Prompt: Retype everything in the listing, leaving each line exactly as it is.

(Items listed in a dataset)
==*==

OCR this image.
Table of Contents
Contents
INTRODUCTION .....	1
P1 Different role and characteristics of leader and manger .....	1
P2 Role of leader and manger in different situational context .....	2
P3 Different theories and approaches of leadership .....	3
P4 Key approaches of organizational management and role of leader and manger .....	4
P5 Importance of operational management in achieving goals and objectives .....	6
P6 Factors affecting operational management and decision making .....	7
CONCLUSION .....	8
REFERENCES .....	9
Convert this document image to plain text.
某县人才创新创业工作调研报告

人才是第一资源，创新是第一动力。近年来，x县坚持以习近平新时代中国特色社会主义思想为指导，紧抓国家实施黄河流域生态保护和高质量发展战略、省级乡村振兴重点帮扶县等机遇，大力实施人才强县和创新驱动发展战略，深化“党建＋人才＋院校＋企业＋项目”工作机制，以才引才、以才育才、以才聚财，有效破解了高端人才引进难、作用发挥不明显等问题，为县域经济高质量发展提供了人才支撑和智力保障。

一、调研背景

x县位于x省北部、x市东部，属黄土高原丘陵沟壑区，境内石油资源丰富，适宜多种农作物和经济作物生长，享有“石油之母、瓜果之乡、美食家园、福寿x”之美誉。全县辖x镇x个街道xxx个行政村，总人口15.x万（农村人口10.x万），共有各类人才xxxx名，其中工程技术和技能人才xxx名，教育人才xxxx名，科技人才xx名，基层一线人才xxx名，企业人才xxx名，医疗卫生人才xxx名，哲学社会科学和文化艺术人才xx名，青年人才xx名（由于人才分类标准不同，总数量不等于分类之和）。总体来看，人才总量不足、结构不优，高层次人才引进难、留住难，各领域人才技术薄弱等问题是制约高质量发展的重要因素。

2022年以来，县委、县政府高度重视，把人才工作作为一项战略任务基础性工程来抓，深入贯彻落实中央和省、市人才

==*==

Answer for the task:
OCR this image.
Table of Contents
Contents
INTRODUCTION .....	1
P1 Different role and characteristics of leader and manger .....	1
P2 Role of leader and manger in different situational context .....	2
P3 Different theories and approaches of leadership .....	3
P4 Key approaches of organizational management and role of leader and manger .....	4
P5 Importance of operational management in achieving goals and objectives .....	6
P6 Factors affecting operational management and decision making .....	7
CONCLUSION .....	8
REFERENCES .....	9
Convert this document image to plain text.
某县人才创新创业工作调研报告

人才是第一资源，创新是第一动力。近年来，x县坚持以习近平新时代中国特色社会主义思想为指导，紧抓国家实施黄河流域生态保护和高质量发展战略、省级乡村振兴重点帮扶县等机遇，大力实施人才强县和创新驱动发展战略，深化“党建＋人才＋院校＋企业＋项目”工作机制，以才引才、以才育才、以才聚财，有效破解了高端人才引进难、作用发挥不明显等问题，为县域经济高质量发展提供了人才支撑和智力保障。

一、调研背景

x县位于x省北部、x市东部，属黄土高原丘陵沟壑区，境内石油资源丰富，适宜多种农作物和经济作物生长，享有“石油之母、瓜果之乡、美食家园、福寿x”之美誉。全县辖x镇x个街道xxx个行政村，总人口15.x万（农村人口10.x万），共有各类人才xxxx名，其中工程技术和技能人才xxx名，教育人才xxxx名，科技人才xx名，基层一线人才xxx名，企业人才xxx名，医疗卫生人才xxx名，哲学社会科学和文化艺术人才xx名，青年人才xx名（由于人才分类标准不同，总数量不等于分类之和）。总体来看，人才总量不足、结构不优，高层次人才引进难、留住难，各领域人才技术薄弱等问题是制约高质量发展的重要因素。

2022年以来，县委、县政府高度重视，把人才工作作为一项战略任务基础性工程来抓，深入贯彻落实中央和省、市人才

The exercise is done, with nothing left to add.